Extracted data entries
*****
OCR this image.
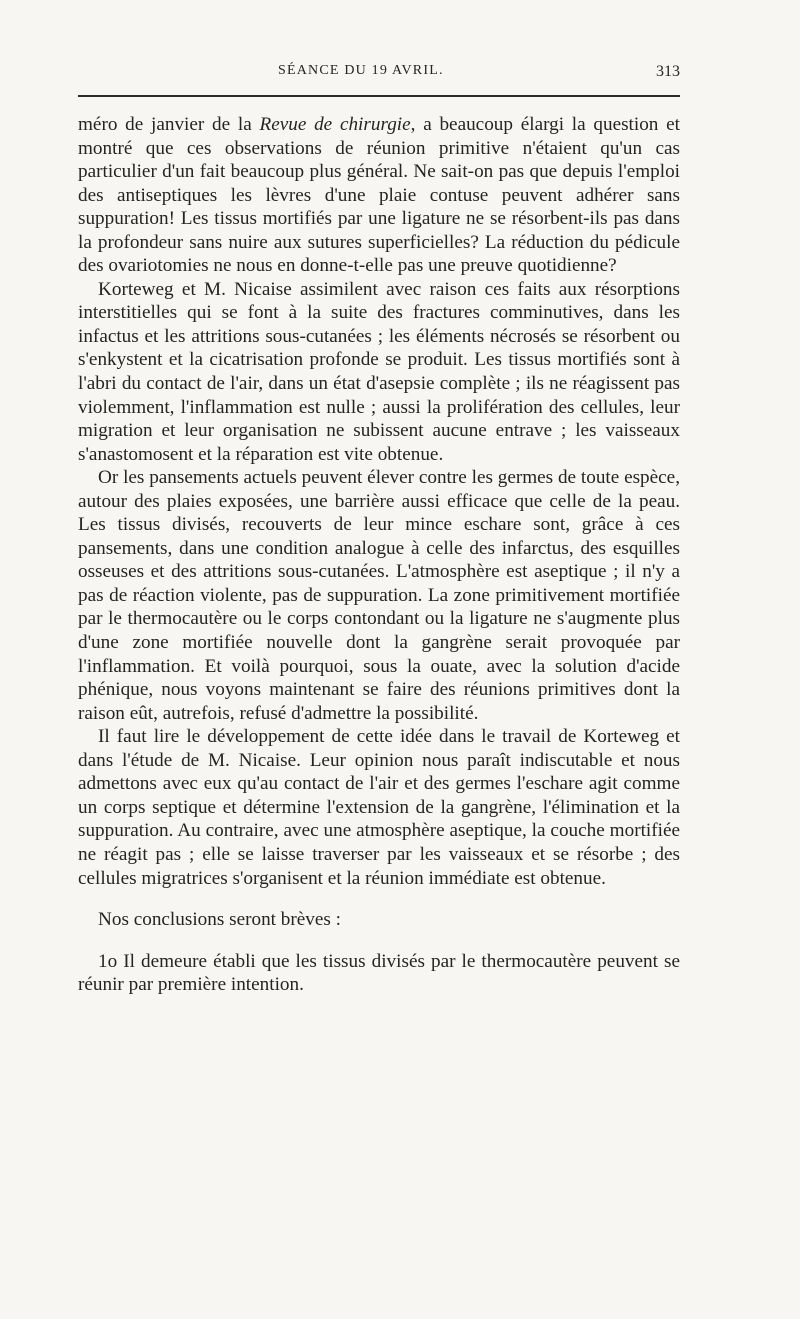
SÉANCE DU 19 AVRIL.	313

méro de janvier de la Revue de chirurgie, a beaucoup élargi la question et montré que ces observations de réunion primitive n'étaient qu'un cas particulier d'un fait beaucoup plus général. Ne sait-on pas que depuis l'emploi des antiseptiques les lèvres d'une plaie contuse peuvent adhérer sans suppuration! Les tissus mortifiés par une ligature ne se résorbent-ils pas dans la profondeur sans nuire aux sutures superficielles? La réduction du pédicule des ovariotomies ne nous en donne-t-elle pas une preuve quotidienne?

Korteweg et M. Nicaise assimilent avec raison ces faits aux résorptions interstitielles qui se font à la suite des fractures comminutives, dans les infactus et les attritions sous-cutanées ; les éléments nécrosés se résorbent ou s'enkystent et la cicatrisation profonde se produit. Les tissus mortifiés sont à l'abri du contact de l'air, dans un état d'asepsie complète ; ils ne réagissent pas violemment, l'inflammation est nulle ; aussi la prolifération des cellules, leur migration et leur organisation ne subissent aucune entrave ; les vaisseaux s'anastomosent et la réparation est vite obtenue.

Or les pansements actuels peuvent élever contre les germes de toute espèce, autour des plaies exposées, une barrière aussi efficace que celle de la peau. Les tissus divisés, recouverts de leur mince eschare sont, grâce à ces pansements, dans une condition analogue à celle des infarctus, des esquilles osseuses et des attritions sous-cutanées. L'atmosphère est aseptique ; il n'y a pas de réaction violente, pas de suppuration. La zone primitivement mortifiée par le thermocautère ou le corps contondant ou la ligature ne s'augmente plus d'une zone mortifiée nouvelle dont la gangrène serait provoquée par l'inflammation. Et voilà pourquoi, sous la ouate, avec la solution d'acide phénique, nous voyons maintenant se faire des réunions primitives dont la raison eût, autrefois, refusé d'admettre la possibilité.

Il faut lire le développement de cette idée dans le travail de Korteweg et dans l'étude de M. Nicaise. Leur opinion nous paraît indiscutable et nous admettons avec eux qu'au contact de l'air et des germes l'eschare agit comme un corps septique et détermine l'extension de la gangrène, l'élimination et la suppuration. Au contraire, avec une atmosphère aseptique, la couche mortifiée ne réagit pas ; elle se laisse traverser par les vaisseaux et se résorbe ; des cellules migratrices s'organisent et la réunion immédiate est obtenue.

Nos conclusions seront brèves :

1o Il demeure établi que les tissus divisés par le thermocautère peuvent se réunir par première intention.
*****
- GIVEN INSTRUCTION -
Ignore the images and quote every line of the listing exactly.

- ANSWER FOR THIS EXERCISE -
OCR this image.
SÉANCE DU 19 AVRIL.	313

méro de janvier de la Revue de chirurgie, a beaucoup élargi la question et montré que ces observations de réunion primitive n'étaient qu'un cas particulier d'un fait beaucoup plus général. Ne sait-on pas que depuis l'emploi des antiseptiques les lèvres d'une plaie contuse peuvent adhérer sans suppuration! Les tissus mortifiés par une ligature ne se résorbent-ils pas dans la profondeur sans nuire aux sutures superficielles? La réduction du pédicule des ovariotomies ne nous en donne-t-elle pas une preuve quotidienne?

Korteweg et M. Nicaise assimilent avec raison ces faits aux résorptions interstitielles qui se font à la suite des fractures comminutives, dans les infactus et les attritions sous-cutanées ; les éléments nécrosés se résorbent ou s'enkystent et la cicatrisation profonde se produit. Les tissus mortifiés sont à l'abri du contact de l'air, dans un état d'asepsie complète ; ils ne réagissent pas violemment, l'inflammation est nulle ; aussi la prolifération des cellules, leur migration et leur organisation ne subissent aucune entrave ; les vaisseaux s'anastomosent et la réparation est vite obtenue.

Or les pansements actuels peuvent élever contre les germes de toute espèce, autour des plaies exposées, une barrière aussi efficace que celle de la peau. Les tissus divisés, recouverts de leur mince eschare sont, grâce à ces pansements, dans une condition analogue à celle des infarctus, des esquilles osseuses et des attritions sous-cutanées. L'atmosphère est aseptique ; il n'y a pas de réaction violente, pas de suppuration. La zone primitivement mortifiée par le thermocautère ou le corps contondant ou la ligature ne s'augmente plus d'une zone mortifiée nouvelle dont la gangrène serait provoquée par l'inflammation. Et voilà pourquoi, sous la ouate, avec la solution d'acide phénique, nous voyons maintenant se faire des réunions primitives dont la raison eût, autrefois, refusé d'admettre la possibilité.

Il faut lire le développement de cette idée dans le travail de Korteweg et dans l'étude de M. Nicaise. Leur opinion nous paraît indiscutable et nous admettons avec eux qu'au contact de l'air et des germes l'eschare agit comme un corps septique et détermine l'extension de la gangrène, l'élimination et la suppuration. Au contraire, avec une atmosphère aseptique, la couche mortifiée ne réagit pas ; elle se laisse traverser par les vaisseaux et se résorbe ; des cellules migratrices s'organisent et la réunion immédiate est obtenue.

Nos conclusions seront brèves :

1o Il demeure établi que les tissus divisés par le thermocautère peuvent se réunir par première intention.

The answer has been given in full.